__What to do__.
Transcribe each line of the records below exactly, excluding any embedded images.

--- Supplied records ---

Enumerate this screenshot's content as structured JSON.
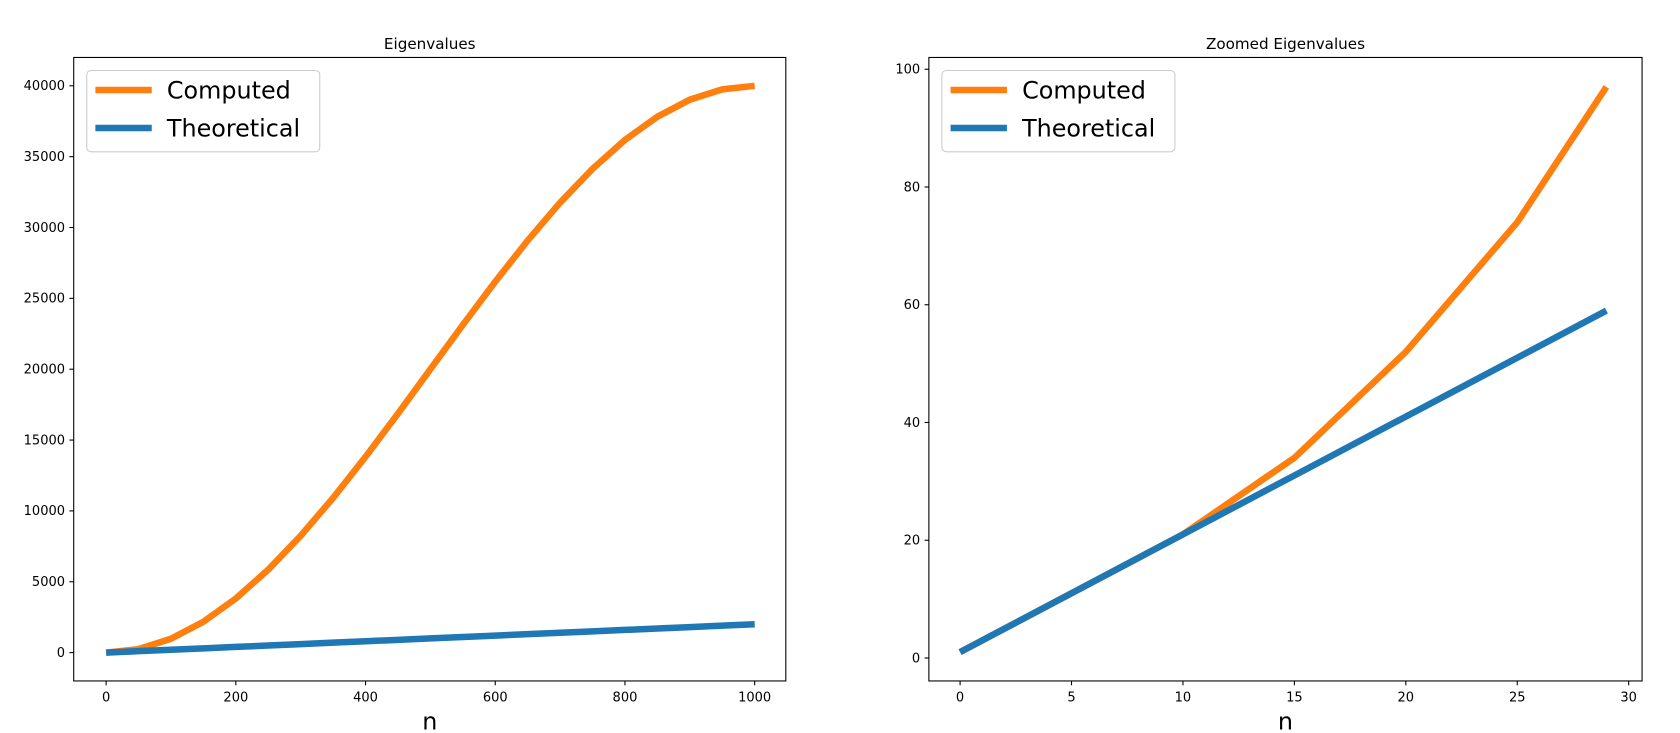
{
  "chart_data": [
    {
      "type": "line",
      "title": "Eigenvalues",
      "xlabel": "n",
      "x": [
        0,
        50,
        100,
        150,
        200,
        250,
        300,
        350,
        400,
        450,
        500,
        550,
        600,
        650,
        700,
        750,
        800,
        850,
        900,
        950,
        1000
      ],
      "series": [
        {
          "name": "Computed",
          "color": "#ff7f0e",
          "values": [
            0,
            246,
            979,
            2179,
            3820,
            5858,
            8244,
            10920,
            13820,
            16870,
            20000,
            23130,
            26180,
            29080,
            31760,
            34140,
            36180,
            37820,
            39020,
            39750,
            40000
          ]
        },
        {
          "name": "Theoretical",
          "color": "#1f77b4",
          "values": [
            1,
            101,
            201,
            301,
            401,
            501,
            601,
            701,
            801,
            901,
            1001,
            1101,
            1201,
            1301,
            1401,
            1501,
            1601,
            1701,
            1801,
            1901,
            2001
          ]
        }
      ],
      "xlim": [
        -50,
        1048
      ],
      "xticks": [
        0,
        200,
        400,
        600,
        800,
        1000
      ],
      "ylim": [
        -2000,
        42000
      ],
      "yticks": [
        0,
        5000,
        10000,
        15000,
        20000,
        25000,
        30000,
        35000,
        40000
      ],
      "legend": "upper left"
    },
    {
      "type": "line",
      "title": "Zoomed Eigenvalues",
      "xlabel": "n",
      "x": [
        0,
        5,
        10,
        15,
        20,
        25,
        29
      ],
      "series": [
        {
          "name": "Computed",
          "color": "#ff7f0e",
          "values": [
            1,
            11,
            21,
            34,
            52,
            74,
            97
          ]
        },
        {
          "name": "Theoretical",
          "color": "#1f77b4",
          "values": [
            1,
            11,
            21,
            31,
            41,
            51,
            59
          ]
        }
      ],
      "xlim": [
        -1.4,
        30.6
      ],
      "xticks": [
        0,
        5,
        10,
        15,
        20,
        25,
        30
      ],
      "ylim": [
        -3.9,
        102
      ],
      "yticks": [
        0,
        20,
        40,
        60,
        80,
        100
      ],
      "legend": "upper left"
    }
  ]
}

---

__Solution__.
Enumerate this screenshot's content as structured JSON.
{
  "chart_data": [
    {
      "type": "line",
      "title": "Eigenvalues",
      "xlabel": "n",
      "x": [
        0,
        50,
        100,
        150,
        200,
        250,
        300,
        350,
        400,
        450,
        500,
        550,
        600,
        650,
        700,
        750,
        800,
        850,
        900,
        950,
        1000
      ],
      "series": [
        {
          "name": "Computed",
          "color": "#ff7f0e",
          "values": [
            0,
            246,
            979,
            2179,
            3820,
            5858,
            8244,
            10920,
            13820,
            16870,
            20000,
            23130,
            26180,
            29080,
            31760,
            34140,
            36180,
            37820,
            39020,
            39750,
            40000
          ]
        },
        {
          "name": "Theoretical",
          "color": "#1f77b4",
          "values": [
            1,
            101,
            201,
            301,
            401,
            501,
            601,
            701,
            801,
            901,
            1001,
            1101,
            1201,
            1301,
            1401,
            1501,
            1601,
            1701,
            1801,
            1901,
            2001
          ]
        }
      ],
      "xlim": [
        -50,
        1048
      ],
      "xticks": [
        0,
        200,
        400,
        600,
        800,
        1000
      ],
      "ylim": [
        -2000,
        42000
      ],
      "yticks": [
        0,
        5000,
        10000,
        15000,
        20000,
        25000,
        30000,
        35000,
        40000
      ],
      "legend": "upper left"
    },
    {
      "type": "line",
      "title": "Zoomed Eigenvalues",
      "xlabel": "n",
      "x": [
        0,
        5,
        10,
        15,
        20,
        25,
        29
      ],
      "series": [
        {
          "name": "Computed",
          "color": "#ff7f0e",
          "values": [
            1,
            11,
            21,
            34,
            52,
            74,
            97
          ]
        },
        {
          "name": "Theoretical",
          "color": "#1f77b4",
          "values": [
            1,
            11,
            21,
            31,
            41,
            51,
            59
          ]
        }
      ],
      "xlim": [
        -1.4,
        30.6
      ],
      "xticks": [
        0,
        5,
        10,
        15,
        20,
        25,
        30
      ],
      "ylim": [
        -3.9,
        102
      ],
      "yticks": [
        0,
        20,
        40,
        60,
        80,
        100
      ],
      "legend": "upper left"
    }
  ]
}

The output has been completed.